--- START ---

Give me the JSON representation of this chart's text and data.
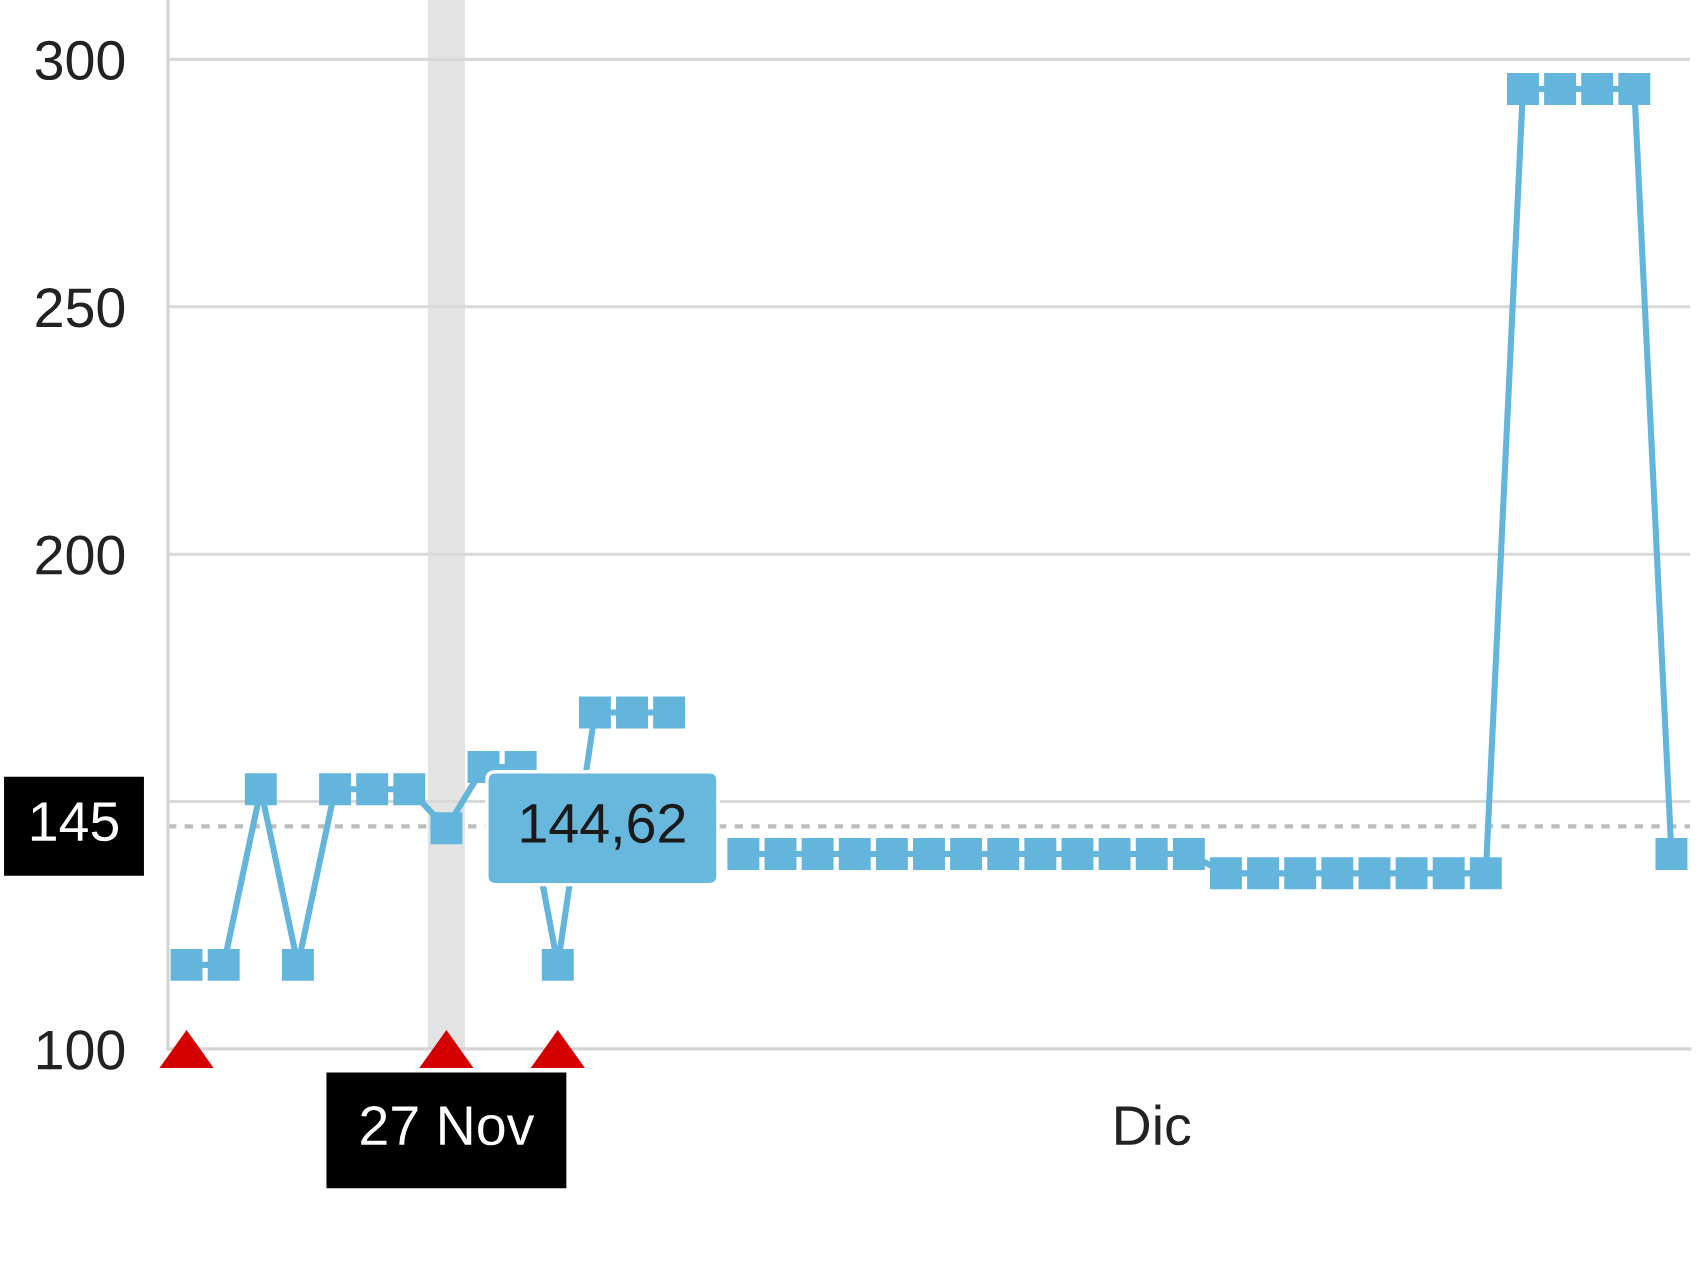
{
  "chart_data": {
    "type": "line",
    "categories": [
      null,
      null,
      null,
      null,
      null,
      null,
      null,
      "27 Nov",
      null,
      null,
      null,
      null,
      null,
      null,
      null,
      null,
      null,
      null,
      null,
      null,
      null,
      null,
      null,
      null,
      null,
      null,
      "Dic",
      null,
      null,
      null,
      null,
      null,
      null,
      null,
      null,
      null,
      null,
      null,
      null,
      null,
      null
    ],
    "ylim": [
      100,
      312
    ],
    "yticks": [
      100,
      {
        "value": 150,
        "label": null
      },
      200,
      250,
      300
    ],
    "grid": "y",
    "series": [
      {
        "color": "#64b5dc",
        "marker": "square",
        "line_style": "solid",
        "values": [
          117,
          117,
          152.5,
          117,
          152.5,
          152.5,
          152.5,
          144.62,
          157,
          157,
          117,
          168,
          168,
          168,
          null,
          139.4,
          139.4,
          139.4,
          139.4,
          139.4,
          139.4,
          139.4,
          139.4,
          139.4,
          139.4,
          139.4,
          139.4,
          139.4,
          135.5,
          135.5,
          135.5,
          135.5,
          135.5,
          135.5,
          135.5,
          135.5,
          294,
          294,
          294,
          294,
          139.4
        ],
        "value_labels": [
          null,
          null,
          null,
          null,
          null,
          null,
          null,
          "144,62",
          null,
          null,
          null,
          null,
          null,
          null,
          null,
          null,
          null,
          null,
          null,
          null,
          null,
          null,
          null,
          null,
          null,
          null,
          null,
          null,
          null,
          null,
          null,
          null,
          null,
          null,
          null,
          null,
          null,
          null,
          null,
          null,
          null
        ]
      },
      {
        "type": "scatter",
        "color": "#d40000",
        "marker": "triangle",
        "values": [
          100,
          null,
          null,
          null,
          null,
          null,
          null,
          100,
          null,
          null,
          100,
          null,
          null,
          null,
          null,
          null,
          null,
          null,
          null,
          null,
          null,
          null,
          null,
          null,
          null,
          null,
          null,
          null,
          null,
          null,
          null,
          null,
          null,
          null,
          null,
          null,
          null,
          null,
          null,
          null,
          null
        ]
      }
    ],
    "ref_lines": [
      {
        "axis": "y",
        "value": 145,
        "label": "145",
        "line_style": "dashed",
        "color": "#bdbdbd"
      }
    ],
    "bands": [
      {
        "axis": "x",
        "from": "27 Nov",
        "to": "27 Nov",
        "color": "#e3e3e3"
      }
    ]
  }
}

--- END ---
--- START ---

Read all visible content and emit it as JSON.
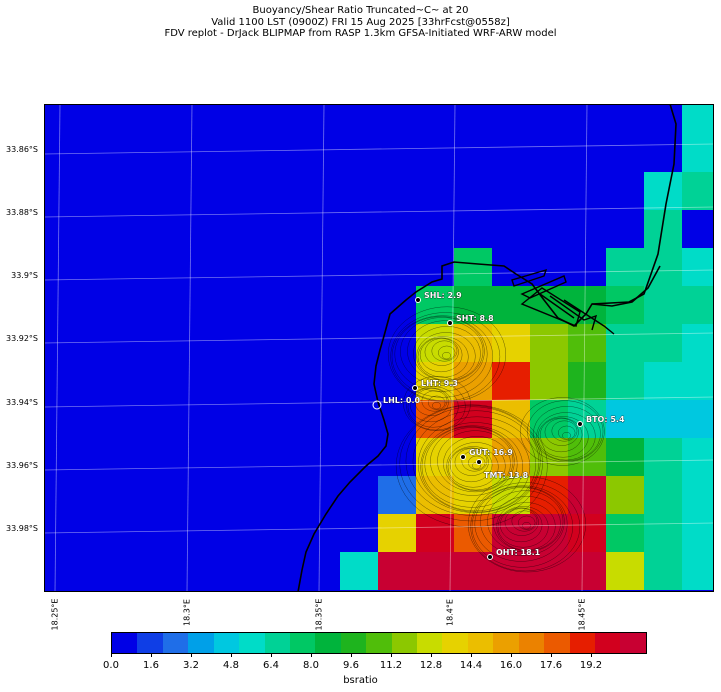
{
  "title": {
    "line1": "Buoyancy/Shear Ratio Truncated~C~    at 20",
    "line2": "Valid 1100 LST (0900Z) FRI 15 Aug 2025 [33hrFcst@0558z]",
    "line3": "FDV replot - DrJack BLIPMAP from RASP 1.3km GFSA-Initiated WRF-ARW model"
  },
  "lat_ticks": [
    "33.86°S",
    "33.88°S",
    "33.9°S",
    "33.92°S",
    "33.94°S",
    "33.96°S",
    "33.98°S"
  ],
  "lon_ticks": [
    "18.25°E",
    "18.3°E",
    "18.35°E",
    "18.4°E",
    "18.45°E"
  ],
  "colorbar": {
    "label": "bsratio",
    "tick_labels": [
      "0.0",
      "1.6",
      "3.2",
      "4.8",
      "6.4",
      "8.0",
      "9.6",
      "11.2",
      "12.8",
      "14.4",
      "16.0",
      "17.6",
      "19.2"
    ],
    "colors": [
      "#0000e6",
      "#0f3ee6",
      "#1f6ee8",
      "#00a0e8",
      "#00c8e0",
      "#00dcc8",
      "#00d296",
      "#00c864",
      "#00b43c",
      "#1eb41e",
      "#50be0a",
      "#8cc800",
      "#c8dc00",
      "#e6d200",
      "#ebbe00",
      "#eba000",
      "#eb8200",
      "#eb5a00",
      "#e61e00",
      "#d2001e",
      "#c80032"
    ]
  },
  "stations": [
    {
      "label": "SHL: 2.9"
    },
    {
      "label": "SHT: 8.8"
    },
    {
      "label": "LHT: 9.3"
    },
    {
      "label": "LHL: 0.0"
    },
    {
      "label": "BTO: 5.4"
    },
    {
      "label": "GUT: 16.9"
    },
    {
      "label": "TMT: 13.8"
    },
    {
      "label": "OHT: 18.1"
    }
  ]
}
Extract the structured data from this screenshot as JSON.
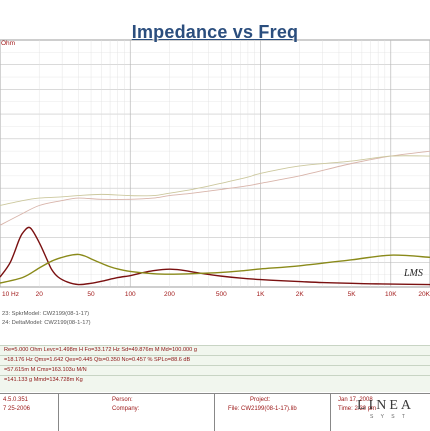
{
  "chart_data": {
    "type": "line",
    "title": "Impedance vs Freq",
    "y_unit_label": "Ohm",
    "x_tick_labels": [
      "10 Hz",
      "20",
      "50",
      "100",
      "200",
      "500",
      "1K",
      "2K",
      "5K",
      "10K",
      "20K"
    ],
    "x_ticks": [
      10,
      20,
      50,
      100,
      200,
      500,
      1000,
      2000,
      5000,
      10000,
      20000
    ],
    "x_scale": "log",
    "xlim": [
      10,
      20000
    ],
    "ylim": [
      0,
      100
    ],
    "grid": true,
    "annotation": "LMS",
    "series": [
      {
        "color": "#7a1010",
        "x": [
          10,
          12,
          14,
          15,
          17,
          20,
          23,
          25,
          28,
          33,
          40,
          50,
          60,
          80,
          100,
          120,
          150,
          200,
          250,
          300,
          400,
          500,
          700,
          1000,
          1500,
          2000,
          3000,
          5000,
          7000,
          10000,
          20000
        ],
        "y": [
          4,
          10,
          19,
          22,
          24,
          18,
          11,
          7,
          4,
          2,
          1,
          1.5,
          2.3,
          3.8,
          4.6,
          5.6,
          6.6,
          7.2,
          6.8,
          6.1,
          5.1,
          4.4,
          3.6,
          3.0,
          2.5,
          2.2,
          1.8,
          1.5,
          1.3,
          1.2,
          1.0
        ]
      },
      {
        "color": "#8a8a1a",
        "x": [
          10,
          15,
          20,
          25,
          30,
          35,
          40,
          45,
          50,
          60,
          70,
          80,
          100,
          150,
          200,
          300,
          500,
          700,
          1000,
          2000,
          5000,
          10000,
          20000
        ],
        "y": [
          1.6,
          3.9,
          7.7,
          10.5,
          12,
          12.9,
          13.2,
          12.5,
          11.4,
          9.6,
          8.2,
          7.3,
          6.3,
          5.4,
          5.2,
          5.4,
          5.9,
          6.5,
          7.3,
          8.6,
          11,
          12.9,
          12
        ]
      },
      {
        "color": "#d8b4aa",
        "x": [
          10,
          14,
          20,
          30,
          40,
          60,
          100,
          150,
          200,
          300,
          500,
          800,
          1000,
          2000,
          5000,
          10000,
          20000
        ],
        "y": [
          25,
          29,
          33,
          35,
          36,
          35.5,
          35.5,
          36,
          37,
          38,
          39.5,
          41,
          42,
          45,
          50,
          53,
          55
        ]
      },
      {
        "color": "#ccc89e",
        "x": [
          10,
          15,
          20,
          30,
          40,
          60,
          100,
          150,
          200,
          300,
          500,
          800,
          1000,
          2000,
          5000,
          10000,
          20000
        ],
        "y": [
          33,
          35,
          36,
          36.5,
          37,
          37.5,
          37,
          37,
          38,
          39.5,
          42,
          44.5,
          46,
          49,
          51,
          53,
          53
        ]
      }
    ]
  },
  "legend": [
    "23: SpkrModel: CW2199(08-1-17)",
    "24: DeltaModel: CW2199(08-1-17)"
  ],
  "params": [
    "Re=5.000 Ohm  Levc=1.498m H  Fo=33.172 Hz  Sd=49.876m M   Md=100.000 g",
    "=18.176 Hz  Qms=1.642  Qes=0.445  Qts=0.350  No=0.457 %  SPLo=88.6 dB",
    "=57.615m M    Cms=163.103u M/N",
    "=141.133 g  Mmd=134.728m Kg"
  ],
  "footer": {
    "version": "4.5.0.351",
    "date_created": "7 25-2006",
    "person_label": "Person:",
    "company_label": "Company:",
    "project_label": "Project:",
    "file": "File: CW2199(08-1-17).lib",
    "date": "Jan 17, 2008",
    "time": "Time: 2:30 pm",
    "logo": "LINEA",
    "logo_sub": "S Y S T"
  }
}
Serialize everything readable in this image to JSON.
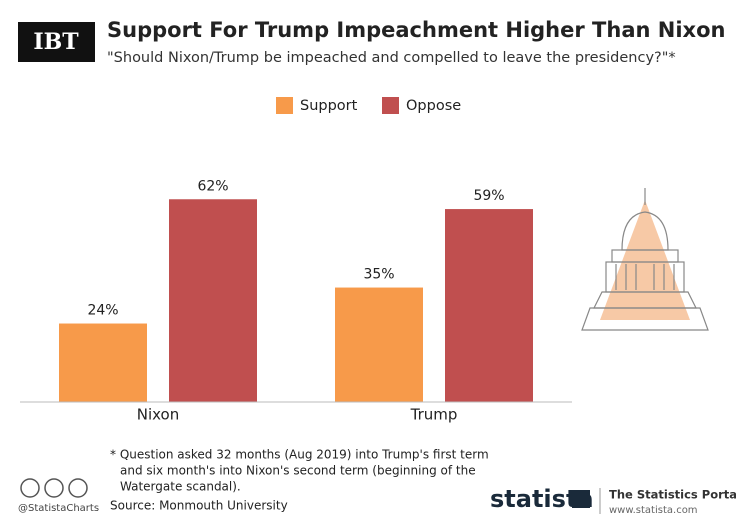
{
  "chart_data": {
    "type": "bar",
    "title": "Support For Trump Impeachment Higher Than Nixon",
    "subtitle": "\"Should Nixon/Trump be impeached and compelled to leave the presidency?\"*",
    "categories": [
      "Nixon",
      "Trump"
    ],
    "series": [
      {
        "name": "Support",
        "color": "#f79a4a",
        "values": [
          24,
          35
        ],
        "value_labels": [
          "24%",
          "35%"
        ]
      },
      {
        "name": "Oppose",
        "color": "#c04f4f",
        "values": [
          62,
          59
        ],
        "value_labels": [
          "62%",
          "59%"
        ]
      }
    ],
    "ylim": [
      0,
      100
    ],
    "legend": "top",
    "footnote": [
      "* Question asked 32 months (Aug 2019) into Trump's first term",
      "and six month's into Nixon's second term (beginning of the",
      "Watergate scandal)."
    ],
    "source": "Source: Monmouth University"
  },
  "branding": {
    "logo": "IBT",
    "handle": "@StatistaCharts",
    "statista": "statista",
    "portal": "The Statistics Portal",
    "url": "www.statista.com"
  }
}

--- END ---

GIVEN TASK
Leave out every line without the string "Nixon" and copy the rest.

ANSWER TO THE TASK
    "title": "Support For Trump Impeachment Higher Than Nixon",
    "subtitle": "\"Should Nixon/Trump be impeached and compelled to leave the presidency?\"*",
      "Nixon",
      "and six month's into Nixon's second term (beginning of the",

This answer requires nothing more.